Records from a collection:
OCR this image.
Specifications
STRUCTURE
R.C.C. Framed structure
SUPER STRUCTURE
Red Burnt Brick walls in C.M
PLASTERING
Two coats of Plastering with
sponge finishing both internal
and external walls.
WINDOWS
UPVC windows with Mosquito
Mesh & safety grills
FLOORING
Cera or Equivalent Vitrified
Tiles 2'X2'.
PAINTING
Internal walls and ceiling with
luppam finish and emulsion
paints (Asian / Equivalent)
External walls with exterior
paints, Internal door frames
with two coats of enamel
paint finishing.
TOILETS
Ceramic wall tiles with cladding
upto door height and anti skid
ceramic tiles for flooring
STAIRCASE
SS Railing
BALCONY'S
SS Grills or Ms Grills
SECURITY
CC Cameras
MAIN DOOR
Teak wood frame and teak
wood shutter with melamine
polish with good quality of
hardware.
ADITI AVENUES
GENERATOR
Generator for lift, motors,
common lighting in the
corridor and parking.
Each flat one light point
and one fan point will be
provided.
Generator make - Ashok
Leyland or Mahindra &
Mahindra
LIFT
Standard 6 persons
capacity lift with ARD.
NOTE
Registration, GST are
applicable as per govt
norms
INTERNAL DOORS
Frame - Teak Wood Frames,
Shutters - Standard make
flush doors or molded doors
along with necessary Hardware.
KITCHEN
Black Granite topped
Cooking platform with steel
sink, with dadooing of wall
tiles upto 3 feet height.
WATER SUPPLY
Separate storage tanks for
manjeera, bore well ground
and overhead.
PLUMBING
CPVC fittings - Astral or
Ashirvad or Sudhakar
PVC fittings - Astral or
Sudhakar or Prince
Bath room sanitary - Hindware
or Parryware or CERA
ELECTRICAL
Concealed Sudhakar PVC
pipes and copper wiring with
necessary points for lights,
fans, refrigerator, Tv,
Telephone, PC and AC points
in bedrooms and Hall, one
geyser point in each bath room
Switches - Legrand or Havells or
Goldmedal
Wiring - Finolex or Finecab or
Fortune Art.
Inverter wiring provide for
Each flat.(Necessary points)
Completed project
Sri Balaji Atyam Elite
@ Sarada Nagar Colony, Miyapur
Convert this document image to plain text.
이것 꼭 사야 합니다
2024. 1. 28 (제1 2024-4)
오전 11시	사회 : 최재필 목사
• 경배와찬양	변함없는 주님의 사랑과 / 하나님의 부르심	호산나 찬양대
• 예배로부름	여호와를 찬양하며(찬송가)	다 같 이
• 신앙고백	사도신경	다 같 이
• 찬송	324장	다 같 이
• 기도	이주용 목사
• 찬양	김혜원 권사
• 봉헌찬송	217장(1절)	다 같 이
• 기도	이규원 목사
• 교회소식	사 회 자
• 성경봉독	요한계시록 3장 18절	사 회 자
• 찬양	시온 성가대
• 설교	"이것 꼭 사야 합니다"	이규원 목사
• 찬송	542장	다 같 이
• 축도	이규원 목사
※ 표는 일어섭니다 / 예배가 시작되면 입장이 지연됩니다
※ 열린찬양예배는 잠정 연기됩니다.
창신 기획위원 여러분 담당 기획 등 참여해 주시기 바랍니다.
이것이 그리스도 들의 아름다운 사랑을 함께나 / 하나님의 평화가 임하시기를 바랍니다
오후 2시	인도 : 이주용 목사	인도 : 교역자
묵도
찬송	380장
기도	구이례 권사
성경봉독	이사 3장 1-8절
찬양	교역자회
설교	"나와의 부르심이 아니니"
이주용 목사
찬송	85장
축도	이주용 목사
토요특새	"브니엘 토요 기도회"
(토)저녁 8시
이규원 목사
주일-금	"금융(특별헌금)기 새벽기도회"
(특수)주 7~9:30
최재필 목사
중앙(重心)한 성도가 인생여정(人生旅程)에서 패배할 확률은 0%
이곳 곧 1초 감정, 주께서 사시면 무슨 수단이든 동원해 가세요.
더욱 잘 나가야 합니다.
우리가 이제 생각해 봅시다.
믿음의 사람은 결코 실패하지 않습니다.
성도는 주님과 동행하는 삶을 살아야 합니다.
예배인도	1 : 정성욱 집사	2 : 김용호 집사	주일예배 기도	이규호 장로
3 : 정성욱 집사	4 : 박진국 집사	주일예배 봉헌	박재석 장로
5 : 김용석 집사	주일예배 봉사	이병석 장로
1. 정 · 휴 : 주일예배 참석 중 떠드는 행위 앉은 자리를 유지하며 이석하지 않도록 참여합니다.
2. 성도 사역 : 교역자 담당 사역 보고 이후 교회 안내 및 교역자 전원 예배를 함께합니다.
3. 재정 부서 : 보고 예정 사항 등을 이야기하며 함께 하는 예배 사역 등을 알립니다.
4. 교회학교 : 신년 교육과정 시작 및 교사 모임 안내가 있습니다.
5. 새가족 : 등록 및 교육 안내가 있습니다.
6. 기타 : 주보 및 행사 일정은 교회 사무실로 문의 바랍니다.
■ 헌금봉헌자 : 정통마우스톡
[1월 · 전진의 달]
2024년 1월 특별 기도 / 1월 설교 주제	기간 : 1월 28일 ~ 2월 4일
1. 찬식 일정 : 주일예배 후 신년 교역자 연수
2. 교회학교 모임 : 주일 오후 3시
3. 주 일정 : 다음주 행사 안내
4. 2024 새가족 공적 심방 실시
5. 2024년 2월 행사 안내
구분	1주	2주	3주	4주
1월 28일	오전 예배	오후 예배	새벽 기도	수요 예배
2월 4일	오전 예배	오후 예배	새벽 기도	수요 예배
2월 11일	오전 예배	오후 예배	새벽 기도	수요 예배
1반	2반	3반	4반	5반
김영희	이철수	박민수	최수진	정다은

◆ Task instructions: Copy every line of the entries above in which "paints" occurs.

◆ The result:
paints (Asian / Equivalent)
paints, Internal door frames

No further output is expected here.